**Job**
Copy out every line containing the word "которого".

Data entries:
________

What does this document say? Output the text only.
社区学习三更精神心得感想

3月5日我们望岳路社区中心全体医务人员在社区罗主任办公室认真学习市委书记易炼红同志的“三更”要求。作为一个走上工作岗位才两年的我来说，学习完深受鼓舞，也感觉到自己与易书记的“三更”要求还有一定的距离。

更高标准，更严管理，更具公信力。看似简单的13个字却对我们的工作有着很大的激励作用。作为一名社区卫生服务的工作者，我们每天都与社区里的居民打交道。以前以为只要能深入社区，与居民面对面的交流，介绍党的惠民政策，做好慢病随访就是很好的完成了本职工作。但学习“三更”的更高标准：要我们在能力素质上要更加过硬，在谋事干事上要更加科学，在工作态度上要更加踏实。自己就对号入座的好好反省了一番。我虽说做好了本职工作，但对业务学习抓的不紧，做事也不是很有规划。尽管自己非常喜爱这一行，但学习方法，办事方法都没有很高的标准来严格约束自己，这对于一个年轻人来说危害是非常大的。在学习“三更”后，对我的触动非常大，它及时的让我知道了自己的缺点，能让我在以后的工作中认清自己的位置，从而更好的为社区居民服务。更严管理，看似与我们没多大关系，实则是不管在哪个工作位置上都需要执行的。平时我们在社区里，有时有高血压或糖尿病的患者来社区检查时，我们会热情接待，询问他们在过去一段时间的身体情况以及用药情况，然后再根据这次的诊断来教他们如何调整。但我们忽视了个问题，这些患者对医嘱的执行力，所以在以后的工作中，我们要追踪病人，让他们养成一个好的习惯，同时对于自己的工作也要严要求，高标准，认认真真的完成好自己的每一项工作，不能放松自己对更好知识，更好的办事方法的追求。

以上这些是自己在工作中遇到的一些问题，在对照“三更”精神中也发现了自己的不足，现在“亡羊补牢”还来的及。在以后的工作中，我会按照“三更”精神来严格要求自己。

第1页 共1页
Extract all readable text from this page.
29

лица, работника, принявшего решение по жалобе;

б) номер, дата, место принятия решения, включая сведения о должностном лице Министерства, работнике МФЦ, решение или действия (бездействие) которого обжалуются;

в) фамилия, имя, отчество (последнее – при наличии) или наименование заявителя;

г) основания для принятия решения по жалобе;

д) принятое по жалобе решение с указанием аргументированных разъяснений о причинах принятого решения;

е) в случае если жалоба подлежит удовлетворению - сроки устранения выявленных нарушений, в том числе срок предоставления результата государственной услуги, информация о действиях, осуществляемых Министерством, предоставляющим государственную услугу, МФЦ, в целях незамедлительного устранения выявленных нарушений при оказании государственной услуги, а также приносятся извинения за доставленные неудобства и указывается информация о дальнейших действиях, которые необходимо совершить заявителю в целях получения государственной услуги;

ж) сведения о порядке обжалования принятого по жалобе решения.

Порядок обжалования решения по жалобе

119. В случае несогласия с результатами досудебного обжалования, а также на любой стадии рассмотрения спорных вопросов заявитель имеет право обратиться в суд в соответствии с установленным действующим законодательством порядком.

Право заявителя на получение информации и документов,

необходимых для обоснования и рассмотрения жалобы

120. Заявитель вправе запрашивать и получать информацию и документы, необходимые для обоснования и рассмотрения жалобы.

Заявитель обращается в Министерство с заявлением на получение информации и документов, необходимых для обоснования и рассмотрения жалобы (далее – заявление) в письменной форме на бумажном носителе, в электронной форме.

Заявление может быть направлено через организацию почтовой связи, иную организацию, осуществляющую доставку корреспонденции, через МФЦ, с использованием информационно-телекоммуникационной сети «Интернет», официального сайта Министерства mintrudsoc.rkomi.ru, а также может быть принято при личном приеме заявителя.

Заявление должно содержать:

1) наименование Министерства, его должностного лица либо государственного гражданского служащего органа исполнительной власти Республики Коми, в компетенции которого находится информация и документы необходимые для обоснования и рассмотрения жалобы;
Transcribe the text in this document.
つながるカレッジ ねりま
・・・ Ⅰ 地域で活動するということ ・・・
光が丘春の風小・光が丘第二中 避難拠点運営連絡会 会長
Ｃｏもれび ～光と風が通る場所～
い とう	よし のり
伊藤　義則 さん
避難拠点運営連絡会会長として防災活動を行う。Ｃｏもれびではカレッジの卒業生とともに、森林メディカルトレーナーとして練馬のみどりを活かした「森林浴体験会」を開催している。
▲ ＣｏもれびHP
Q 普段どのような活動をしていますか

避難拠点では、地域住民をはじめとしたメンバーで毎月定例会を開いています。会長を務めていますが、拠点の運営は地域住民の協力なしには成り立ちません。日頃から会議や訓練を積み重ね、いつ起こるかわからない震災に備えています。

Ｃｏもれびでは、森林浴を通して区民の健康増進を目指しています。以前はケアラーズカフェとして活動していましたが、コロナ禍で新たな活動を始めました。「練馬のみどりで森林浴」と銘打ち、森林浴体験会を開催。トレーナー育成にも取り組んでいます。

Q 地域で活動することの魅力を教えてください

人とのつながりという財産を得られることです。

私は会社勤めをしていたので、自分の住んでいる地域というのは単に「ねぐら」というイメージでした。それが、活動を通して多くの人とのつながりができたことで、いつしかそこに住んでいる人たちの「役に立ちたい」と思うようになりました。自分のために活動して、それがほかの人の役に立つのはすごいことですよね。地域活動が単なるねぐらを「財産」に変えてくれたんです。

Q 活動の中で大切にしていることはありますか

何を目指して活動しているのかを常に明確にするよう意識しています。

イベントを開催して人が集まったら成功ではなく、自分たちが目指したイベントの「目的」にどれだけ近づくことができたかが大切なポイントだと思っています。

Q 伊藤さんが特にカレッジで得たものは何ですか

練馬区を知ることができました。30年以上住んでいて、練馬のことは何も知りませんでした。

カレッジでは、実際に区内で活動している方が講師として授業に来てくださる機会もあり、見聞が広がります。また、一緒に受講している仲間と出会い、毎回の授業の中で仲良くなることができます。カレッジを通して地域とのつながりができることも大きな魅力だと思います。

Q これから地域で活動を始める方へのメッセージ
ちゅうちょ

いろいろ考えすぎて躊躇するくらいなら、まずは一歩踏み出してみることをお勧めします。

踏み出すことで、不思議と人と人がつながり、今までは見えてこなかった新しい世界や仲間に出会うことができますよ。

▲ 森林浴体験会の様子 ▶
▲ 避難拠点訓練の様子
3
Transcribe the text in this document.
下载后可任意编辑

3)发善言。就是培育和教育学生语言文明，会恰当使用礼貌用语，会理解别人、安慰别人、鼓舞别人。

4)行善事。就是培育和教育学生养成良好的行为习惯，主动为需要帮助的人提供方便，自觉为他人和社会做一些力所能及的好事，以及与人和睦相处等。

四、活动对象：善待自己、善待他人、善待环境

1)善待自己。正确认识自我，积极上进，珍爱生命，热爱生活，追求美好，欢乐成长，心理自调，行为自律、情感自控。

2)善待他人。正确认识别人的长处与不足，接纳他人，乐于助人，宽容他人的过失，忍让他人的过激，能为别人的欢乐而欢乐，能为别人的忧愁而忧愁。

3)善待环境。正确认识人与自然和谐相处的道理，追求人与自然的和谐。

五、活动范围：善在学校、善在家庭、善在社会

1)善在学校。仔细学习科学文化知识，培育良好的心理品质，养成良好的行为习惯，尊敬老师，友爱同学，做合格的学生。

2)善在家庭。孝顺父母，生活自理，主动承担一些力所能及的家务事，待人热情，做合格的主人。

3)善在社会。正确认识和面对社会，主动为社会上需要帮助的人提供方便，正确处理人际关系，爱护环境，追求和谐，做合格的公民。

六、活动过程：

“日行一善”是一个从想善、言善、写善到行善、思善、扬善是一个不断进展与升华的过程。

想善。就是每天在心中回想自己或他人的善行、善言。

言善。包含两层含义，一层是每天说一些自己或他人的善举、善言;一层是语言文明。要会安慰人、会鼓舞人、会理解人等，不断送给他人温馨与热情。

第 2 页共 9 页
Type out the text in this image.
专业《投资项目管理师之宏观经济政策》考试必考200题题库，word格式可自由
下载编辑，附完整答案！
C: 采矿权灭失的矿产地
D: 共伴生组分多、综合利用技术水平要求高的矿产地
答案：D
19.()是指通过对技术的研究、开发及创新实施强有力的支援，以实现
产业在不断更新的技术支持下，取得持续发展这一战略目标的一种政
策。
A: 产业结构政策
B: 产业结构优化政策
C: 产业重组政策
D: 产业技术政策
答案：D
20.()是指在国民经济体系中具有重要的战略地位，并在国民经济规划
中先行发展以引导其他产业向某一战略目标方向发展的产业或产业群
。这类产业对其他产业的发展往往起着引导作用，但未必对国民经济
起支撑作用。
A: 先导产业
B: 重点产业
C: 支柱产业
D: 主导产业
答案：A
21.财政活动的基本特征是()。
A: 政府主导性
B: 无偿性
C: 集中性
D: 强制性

________

**Solved problem**
б) номер, дата, место принятия решения, включая сведения о должностном лице Министерства, работнике МФЦ, решение или действия (бездействие) которого обжалуются;
1) наименование Министерства, его должностного лица либо государственного гражданского служащего органа исполнительной власти Республики Коми, в компетенции которого находится информация и документы необходимые для обоснования и рассмотрения жалобы;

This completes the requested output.